* **Given problem**:
Gather up every line from the entries below that uses the word "JSON".

------ Dataset excerpts

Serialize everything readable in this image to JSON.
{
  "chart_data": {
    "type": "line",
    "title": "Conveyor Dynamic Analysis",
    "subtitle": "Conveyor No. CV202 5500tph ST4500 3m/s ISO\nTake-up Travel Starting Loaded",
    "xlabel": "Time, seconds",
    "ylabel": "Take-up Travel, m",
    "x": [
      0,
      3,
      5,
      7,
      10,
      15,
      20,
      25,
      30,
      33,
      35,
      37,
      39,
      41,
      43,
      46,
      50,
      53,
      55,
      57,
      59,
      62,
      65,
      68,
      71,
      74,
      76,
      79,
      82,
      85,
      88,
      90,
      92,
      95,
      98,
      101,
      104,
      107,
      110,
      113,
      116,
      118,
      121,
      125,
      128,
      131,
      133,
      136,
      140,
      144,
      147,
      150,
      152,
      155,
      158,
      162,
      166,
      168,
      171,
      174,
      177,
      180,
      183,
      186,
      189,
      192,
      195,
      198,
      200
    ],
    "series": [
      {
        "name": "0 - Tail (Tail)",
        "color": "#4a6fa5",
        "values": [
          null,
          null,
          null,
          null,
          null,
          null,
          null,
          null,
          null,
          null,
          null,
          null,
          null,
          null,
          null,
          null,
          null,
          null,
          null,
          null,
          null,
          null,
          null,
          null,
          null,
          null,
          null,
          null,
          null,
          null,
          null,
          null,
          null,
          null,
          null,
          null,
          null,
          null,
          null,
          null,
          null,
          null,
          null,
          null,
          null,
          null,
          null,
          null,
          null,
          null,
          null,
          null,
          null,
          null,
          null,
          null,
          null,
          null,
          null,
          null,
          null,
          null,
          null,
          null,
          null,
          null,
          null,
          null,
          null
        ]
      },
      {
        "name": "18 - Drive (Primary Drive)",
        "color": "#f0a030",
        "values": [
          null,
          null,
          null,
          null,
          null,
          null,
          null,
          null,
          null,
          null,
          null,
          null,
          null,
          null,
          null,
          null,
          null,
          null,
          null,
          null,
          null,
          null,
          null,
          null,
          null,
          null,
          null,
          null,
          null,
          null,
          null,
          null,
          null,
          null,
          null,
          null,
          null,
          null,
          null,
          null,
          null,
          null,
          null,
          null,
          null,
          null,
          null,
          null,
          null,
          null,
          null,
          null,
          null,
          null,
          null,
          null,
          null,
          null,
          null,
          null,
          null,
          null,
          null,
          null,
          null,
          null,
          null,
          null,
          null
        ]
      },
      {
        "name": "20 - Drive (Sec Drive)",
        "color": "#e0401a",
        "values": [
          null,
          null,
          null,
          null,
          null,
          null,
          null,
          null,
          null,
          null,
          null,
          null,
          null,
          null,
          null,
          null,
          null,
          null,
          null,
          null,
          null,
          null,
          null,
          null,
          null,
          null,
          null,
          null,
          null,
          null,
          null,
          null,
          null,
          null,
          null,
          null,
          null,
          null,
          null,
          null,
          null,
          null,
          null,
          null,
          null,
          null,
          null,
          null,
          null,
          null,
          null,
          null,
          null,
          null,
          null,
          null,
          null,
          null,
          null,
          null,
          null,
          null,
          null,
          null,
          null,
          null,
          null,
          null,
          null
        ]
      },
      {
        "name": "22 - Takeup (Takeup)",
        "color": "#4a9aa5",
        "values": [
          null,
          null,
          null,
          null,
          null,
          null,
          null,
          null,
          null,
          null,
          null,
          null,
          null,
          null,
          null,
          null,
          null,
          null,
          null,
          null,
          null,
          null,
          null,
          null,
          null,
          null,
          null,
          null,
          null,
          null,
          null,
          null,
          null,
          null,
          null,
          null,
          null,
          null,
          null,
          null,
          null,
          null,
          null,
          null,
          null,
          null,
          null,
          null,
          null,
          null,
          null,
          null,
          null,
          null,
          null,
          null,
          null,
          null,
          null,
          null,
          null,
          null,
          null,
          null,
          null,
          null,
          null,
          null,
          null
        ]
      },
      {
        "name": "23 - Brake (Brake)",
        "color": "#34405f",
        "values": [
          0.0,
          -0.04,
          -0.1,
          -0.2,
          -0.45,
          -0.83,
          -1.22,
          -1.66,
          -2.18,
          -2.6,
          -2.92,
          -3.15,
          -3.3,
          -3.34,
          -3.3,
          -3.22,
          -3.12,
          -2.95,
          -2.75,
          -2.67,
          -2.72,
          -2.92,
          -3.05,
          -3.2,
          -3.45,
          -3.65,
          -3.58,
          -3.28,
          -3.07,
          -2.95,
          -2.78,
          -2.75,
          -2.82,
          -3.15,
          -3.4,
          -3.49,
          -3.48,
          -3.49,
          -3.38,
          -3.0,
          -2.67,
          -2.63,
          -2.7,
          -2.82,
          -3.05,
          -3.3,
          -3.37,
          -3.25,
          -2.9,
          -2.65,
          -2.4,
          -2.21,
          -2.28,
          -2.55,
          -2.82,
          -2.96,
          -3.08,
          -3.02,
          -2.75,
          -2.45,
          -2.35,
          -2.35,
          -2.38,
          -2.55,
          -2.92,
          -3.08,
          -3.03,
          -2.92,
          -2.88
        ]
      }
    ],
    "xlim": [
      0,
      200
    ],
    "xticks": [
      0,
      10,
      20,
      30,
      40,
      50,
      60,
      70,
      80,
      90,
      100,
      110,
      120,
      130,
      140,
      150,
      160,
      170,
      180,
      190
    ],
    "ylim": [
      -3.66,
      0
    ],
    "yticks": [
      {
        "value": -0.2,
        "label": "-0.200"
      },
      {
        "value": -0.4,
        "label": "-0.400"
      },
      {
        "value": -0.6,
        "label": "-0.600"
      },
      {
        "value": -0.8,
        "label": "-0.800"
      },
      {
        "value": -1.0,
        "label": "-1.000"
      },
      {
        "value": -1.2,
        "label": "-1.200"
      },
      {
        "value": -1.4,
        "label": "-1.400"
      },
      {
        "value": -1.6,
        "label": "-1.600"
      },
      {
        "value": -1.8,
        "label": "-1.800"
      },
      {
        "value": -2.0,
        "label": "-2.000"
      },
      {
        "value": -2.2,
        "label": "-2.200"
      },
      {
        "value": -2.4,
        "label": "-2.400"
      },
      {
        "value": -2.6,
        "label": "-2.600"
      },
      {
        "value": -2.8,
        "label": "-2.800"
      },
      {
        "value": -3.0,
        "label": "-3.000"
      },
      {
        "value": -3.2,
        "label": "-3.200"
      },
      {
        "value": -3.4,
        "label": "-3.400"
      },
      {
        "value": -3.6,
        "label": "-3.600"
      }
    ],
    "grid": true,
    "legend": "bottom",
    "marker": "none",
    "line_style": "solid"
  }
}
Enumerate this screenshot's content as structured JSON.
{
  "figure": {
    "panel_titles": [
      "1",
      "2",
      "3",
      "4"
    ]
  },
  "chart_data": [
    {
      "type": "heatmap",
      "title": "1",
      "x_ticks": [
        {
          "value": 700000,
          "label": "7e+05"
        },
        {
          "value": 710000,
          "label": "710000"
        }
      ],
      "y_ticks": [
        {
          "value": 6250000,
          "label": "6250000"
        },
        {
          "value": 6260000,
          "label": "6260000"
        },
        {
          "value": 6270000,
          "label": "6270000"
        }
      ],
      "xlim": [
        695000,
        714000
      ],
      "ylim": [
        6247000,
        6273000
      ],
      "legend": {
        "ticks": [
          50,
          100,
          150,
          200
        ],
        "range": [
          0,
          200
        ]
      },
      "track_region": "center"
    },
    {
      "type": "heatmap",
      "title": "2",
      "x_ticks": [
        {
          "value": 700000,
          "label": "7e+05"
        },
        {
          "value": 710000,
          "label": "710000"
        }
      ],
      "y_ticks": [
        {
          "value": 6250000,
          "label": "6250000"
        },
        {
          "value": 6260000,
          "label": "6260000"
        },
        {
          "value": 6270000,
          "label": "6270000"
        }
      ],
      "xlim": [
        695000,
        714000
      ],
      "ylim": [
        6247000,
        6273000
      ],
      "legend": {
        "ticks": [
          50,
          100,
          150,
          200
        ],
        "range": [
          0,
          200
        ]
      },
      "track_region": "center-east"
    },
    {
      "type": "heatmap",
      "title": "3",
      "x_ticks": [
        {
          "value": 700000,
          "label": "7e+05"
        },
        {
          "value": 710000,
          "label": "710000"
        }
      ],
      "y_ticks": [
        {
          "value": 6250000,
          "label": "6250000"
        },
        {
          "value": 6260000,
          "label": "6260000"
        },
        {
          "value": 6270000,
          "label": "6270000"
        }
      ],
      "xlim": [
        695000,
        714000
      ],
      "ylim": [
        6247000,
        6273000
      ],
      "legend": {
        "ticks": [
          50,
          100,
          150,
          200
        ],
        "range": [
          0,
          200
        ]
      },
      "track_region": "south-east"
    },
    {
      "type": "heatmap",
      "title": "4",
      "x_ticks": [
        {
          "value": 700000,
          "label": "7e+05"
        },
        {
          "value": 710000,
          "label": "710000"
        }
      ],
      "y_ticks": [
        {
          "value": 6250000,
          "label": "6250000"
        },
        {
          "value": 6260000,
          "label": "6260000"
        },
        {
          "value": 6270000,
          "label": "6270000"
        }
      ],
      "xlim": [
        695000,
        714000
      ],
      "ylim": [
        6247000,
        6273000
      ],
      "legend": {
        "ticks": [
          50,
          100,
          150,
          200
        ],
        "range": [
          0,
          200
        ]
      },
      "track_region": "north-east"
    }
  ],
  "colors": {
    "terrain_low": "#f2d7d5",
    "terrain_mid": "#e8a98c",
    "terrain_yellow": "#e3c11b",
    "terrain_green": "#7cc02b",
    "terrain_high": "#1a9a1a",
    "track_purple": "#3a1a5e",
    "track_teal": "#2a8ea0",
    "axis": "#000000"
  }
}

------------

* **Task solution**:
Serialize everything readable in this image to JSON.
Enumerate this screenshot's content as structured JSON.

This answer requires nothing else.